▸ **What needs to be done**: Each line containing the word "gene" must be reported.

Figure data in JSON
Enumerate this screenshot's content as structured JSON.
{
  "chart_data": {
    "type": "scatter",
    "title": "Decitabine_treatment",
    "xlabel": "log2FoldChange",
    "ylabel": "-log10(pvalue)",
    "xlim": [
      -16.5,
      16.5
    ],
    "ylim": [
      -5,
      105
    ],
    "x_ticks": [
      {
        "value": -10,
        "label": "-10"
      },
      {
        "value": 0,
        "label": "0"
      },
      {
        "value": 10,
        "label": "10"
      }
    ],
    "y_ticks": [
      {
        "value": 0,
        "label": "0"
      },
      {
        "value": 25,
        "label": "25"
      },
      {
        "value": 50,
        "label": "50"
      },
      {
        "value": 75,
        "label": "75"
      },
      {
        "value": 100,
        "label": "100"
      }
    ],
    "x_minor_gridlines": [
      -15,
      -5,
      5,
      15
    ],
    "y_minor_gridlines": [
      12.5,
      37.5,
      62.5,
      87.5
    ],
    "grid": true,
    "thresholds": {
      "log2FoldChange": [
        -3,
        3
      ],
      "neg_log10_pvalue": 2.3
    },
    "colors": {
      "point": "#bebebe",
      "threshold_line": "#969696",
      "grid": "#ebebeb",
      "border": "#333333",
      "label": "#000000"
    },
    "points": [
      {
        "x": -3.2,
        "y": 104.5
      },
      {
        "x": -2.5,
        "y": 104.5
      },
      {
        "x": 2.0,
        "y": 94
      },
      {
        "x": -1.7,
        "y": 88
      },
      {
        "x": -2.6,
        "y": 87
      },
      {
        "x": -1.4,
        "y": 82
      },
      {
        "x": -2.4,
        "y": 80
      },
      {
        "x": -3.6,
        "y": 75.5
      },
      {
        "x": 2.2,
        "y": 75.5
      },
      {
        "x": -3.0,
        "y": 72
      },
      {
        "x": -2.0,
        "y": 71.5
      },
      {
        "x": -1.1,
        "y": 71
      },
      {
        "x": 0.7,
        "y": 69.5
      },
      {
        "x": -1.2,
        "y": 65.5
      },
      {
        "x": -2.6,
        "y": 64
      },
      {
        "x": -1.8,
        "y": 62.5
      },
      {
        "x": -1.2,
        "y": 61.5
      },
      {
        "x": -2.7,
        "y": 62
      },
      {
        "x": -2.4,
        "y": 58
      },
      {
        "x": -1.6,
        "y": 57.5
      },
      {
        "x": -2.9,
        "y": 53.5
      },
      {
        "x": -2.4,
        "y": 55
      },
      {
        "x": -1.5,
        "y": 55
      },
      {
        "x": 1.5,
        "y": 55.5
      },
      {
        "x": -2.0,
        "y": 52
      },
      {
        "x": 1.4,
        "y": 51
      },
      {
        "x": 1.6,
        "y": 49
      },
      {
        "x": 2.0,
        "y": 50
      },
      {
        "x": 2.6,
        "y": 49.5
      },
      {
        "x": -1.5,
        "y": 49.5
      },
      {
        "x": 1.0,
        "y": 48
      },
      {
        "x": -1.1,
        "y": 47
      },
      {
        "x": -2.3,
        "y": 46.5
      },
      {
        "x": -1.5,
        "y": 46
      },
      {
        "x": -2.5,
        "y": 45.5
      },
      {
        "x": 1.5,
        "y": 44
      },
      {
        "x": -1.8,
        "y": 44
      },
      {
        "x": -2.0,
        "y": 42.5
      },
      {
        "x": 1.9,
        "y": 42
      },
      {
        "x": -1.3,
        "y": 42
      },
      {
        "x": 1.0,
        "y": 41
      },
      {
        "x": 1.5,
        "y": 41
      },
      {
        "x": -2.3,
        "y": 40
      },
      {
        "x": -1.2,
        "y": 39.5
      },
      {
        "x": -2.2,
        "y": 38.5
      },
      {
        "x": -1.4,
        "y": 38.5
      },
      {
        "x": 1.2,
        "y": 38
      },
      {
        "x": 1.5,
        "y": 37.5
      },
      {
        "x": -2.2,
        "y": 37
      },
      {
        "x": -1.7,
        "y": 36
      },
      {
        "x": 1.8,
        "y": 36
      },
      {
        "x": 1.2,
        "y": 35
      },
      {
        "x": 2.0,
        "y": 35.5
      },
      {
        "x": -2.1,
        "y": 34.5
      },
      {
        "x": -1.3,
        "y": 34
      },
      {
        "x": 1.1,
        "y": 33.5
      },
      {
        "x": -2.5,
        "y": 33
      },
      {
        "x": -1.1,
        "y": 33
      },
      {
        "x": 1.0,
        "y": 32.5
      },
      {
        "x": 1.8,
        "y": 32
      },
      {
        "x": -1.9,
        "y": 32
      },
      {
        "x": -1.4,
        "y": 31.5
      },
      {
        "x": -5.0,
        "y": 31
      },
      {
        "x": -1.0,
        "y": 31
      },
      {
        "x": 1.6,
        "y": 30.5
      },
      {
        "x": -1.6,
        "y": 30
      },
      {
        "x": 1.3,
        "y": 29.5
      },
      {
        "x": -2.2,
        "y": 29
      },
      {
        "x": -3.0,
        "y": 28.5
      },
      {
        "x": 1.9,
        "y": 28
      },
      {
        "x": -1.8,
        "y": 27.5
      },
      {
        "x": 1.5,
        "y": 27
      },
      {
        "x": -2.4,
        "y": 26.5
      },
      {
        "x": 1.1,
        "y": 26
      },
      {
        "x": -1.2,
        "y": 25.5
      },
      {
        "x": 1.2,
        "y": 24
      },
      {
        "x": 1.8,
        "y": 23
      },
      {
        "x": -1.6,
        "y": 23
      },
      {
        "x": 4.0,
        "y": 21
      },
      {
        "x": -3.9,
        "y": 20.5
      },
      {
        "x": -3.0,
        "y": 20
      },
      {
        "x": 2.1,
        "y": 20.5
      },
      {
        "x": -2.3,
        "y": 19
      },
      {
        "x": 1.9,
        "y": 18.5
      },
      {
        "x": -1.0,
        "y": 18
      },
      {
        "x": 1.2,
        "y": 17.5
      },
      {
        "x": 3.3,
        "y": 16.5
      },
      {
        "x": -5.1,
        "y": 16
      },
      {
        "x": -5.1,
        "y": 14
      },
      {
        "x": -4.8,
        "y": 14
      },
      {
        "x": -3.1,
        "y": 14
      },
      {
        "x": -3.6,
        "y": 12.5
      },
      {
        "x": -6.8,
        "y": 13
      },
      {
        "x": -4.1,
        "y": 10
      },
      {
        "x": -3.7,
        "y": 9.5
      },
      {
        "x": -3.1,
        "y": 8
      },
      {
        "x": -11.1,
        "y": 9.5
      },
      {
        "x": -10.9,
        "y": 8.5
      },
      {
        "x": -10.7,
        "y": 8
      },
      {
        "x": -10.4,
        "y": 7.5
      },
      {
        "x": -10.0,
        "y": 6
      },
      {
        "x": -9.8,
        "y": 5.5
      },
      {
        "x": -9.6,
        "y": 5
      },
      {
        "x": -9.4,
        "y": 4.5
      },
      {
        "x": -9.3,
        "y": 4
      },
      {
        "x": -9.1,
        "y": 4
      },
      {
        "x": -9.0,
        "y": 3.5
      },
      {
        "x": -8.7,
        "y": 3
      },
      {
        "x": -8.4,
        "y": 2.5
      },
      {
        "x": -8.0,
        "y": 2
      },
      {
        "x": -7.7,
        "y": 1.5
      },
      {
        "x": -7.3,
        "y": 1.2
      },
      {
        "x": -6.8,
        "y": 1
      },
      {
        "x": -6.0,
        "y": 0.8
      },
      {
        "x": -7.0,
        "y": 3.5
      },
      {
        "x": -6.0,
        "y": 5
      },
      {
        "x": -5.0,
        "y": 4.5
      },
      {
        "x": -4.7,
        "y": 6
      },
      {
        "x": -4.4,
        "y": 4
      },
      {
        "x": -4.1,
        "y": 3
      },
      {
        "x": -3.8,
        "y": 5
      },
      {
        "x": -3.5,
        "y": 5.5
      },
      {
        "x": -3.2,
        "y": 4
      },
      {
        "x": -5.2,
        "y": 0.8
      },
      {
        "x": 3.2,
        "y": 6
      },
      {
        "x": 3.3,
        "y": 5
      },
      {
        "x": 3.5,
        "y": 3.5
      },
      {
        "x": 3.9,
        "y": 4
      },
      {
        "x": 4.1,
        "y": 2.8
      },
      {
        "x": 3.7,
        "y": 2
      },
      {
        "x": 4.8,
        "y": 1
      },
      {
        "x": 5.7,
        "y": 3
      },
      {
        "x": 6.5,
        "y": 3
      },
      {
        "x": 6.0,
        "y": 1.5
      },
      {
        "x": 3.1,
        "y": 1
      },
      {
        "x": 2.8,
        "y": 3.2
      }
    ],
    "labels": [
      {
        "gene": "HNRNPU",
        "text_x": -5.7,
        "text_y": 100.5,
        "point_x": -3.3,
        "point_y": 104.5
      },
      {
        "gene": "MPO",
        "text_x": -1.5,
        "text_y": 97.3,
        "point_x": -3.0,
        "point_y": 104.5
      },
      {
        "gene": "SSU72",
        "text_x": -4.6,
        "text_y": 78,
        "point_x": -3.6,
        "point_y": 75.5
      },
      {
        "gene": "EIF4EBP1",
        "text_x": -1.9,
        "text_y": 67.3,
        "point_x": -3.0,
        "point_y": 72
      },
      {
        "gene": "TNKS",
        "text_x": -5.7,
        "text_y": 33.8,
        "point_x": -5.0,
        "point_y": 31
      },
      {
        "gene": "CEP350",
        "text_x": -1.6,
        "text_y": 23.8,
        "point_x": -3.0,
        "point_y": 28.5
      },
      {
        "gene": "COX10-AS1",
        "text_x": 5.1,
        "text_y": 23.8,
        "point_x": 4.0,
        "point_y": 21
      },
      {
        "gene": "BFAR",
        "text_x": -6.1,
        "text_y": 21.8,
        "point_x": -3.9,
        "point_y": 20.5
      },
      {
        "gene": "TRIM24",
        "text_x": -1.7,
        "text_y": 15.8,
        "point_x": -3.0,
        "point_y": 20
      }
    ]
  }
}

▸ **Reply to the exercise**:
        "gene": "HNRNPU",
        "gene": "MPO",
        "gene": "SSU72",
        "gene": "EIF4EBP1",
        "gene": "TNKS",
        "gene": "CEP350",
        "gene": "COX10-AS1",
        "gene": "BFAR",
        "gene": "TRIM24",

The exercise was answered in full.